** Start Working data **

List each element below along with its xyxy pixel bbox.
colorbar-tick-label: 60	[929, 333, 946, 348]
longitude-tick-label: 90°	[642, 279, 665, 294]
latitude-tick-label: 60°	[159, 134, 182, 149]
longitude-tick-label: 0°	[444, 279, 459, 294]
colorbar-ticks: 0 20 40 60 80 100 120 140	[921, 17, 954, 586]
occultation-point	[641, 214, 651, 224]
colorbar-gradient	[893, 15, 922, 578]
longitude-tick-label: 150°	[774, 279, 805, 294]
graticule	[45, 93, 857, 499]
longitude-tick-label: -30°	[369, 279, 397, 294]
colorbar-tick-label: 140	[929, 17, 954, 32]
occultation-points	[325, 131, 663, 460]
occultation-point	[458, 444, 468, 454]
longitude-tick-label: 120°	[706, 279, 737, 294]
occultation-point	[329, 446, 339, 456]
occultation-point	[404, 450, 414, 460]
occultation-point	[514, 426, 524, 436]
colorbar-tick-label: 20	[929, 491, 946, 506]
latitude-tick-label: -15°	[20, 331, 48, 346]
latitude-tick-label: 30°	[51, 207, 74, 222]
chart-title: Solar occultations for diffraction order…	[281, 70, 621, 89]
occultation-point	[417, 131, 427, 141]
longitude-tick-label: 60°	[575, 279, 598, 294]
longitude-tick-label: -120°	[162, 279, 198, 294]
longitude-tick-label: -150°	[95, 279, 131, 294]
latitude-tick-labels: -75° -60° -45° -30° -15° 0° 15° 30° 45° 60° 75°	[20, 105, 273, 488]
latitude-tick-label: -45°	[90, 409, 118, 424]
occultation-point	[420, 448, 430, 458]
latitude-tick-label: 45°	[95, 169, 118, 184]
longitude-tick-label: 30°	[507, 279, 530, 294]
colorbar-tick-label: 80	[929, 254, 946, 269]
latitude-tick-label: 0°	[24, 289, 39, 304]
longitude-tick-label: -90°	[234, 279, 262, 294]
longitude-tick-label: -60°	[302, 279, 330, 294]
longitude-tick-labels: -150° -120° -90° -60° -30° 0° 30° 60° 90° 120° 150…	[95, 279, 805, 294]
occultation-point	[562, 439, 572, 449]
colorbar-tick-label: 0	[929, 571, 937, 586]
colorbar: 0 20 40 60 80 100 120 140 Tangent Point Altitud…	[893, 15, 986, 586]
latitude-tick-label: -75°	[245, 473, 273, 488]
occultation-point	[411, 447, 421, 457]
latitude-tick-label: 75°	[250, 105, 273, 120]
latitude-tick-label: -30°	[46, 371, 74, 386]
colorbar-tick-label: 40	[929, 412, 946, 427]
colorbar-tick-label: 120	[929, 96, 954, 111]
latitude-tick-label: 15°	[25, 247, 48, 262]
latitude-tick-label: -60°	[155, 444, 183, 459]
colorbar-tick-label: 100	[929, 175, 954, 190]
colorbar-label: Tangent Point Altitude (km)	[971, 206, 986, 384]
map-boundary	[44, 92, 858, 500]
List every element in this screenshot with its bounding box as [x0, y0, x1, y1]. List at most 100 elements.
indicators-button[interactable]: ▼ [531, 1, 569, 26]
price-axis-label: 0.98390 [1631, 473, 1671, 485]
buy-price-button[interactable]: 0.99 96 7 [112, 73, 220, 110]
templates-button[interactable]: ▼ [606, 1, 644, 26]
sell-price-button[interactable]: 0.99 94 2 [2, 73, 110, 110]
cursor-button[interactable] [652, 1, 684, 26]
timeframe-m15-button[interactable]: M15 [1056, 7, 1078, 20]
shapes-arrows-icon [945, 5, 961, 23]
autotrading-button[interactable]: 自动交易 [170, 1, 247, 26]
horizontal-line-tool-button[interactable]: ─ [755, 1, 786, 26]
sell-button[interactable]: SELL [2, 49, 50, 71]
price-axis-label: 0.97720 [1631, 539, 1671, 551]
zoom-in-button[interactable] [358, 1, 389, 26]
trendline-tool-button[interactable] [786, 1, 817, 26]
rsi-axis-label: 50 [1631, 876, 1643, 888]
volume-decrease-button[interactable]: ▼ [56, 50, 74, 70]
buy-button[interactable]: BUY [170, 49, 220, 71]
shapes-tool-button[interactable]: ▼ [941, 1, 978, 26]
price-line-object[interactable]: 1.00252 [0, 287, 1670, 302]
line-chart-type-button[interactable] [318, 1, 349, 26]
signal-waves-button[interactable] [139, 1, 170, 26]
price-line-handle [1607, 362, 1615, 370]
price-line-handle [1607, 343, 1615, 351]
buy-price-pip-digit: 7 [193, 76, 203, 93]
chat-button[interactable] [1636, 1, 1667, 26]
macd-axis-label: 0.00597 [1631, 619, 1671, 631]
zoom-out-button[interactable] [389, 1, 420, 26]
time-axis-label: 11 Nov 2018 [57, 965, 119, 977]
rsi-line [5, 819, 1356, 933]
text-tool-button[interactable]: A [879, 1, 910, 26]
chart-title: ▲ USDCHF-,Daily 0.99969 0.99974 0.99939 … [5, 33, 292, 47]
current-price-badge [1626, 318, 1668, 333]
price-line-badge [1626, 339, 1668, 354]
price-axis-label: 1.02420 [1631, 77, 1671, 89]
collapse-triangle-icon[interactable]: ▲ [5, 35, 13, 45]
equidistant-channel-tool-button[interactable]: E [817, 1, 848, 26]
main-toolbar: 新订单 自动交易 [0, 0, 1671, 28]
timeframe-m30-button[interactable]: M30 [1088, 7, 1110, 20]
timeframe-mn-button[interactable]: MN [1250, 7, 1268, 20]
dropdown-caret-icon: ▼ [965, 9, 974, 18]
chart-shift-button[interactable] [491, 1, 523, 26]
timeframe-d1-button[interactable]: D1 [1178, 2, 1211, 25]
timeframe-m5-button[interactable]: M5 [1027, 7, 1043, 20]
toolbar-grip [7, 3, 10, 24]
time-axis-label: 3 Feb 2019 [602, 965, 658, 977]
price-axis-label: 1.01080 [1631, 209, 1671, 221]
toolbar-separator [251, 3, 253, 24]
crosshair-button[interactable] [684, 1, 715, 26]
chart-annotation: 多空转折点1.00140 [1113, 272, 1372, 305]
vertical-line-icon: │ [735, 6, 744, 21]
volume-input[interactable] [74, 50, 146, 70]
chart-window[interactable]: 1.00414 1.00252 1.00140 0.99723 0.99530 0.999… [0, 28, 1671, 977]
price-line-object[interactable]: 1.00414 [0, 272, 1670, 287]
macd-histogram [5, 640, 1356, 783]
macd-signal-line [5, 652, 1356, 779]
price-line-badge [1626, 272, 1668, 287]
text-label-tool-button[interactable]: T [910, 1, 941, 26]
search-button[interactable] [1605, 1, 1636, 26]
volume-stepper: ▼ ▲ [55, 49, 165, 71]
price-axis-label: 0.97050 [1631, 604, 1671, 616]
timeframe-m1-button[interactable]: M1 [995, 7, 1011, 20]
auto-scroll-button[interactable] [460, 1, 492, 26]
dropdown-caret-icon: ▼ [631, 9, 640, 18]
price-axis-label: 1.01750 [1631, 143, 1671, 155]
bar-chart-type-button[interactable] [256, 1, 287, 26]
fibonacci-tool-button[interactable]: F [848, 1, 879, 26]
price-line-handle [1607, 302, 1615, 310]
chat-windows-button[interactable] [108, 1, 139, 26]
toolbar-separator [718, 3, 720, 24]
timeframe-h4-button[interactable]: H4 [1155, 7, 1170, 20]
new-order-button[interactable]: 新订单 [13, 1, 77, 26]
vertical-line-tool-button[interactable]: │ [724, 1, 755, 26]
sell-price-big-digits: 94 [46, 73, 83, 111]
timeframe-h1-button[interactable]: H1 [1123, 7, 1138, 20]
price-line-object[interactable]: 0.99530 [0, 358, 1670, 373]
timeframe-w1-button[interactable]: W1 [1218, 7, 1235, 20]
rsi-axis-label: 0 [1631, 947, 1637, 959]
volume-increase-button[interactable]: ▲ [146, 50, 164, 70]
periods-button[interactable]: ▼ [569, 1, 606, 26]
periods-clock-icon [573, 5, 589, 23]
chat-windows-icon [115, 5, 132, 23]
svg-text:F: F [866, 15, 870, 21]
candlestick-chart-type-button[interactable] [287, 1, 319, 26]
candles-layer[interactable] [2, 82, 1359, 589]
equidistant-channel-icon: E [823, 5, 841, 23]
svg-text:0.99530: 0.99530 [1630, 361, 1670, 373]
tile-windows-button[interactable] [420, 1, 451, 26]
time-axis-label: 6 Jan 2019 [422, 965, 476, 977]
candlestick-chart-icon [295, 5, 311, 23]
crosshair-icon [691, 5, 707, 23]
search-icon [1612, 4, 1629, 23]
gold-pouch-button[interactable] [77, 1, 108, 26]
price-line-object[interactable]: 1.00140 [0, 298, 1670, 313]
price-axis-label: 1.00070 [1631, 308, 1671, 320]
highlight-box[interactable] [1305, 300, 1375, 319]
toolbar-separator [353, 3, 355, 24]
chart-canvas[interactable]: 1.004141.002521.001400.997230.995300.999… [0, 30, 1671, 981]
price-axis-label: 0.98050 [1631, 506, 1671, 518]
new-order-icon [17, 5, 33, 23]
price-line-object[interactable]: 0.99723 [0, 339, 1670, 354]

** End Working data **

**Work to be completed:**
Copy out, unchanged, the lines running from the start of the records through the line containing "colorbar: 0 20".

**Exercise answer:**
List each element below along with its xyxy pixel bbox.
colorbar-tick-label: 60	[929, 333, 946, 348]
longitude-tick-label: 90°	[642, 279, 665, 294]
latitude-tick-label: 60°	[159, 134, 182, 149]
longitude-tick-label: 0°	[444, 279, 459, 294]
colorbar-ticks: 0 20 40 60 80 100 120 140	[921, 17, 954, 586]
occultation-point	[641, 214, 651, 224]
colorbar-gradient	[893, 15, 922, 578]
longitude-tick-label: 150°	[774, 279, 805, 294]
graticule	[45, 93, 857, 499]
longitude-tick-label: -30°	[369, 279, 397, 294]
colorbar-tick-label: 140	[929, 17, 954, 32]
occultation-points	[325, 131, 663, 460]
occultation-point	[458, 444, 468, 454]
longitude-tick-label: 120°	[706, 279, 737, 294]
occultation-point	[329, 446, 339, 456]
occultation-point	[404, 450, 414, 460]
occultation-point	[514, 426, 524, 436]
colorbar-tick-label: 20	[929, 491, 946, 506]
latitude-tick-label: -15°	[20, 331, 48, 346]
latitude-tick-label: 30°	[51, 207, 74, 222]
chart-title: Solar occultations for diffraction order…	[281, 70, 621, 89]
occultation-point	[417, 131, 427, 141]
longitude-tick-label: 60°	[575, 279, 598, 294]
longitude-tick-label: -120°	[162, 279, 198, 294]
longitude-tick-label: -150°	[95, 279, 131, 294]
latitude-tick-labels: -75° -60° -45° -30° -15° 0° 15° 30° 45° 60° 75°	[20, 105, 273, 488]
latitude-tick-label: -45°	[90, 409, 118, 424]
occultation-point	[420, 448, 430, 458]
latitude-tick-label: 45°	[95, 169, 118, 184]
longitude-tick-label: 30°	[507, 279, 530, 294]
colorbar-tick-label: 80	[929, 254, 946, 269]
latitude-tick-label: 0°	[24, 289, 39, 304]
longitude-tick-label: -90°	[234, 279, 262, 294]
longitude-tick-label: -60°	[302, 279, 330, 294]
longitude-tick-labels: -150° -120° -90° -60° -30° 0° 30° 60° 90° 120° 150…	[95, 279, 805, 294]
occultation-point	[562, 439, 572, 449]
colorbar-tick-label: 0	[929, 571, 937, 586]
colorbar: 0 20 40 60 80 100 120 140 Tangent Point Altitud…	[893, 15, 986, 586]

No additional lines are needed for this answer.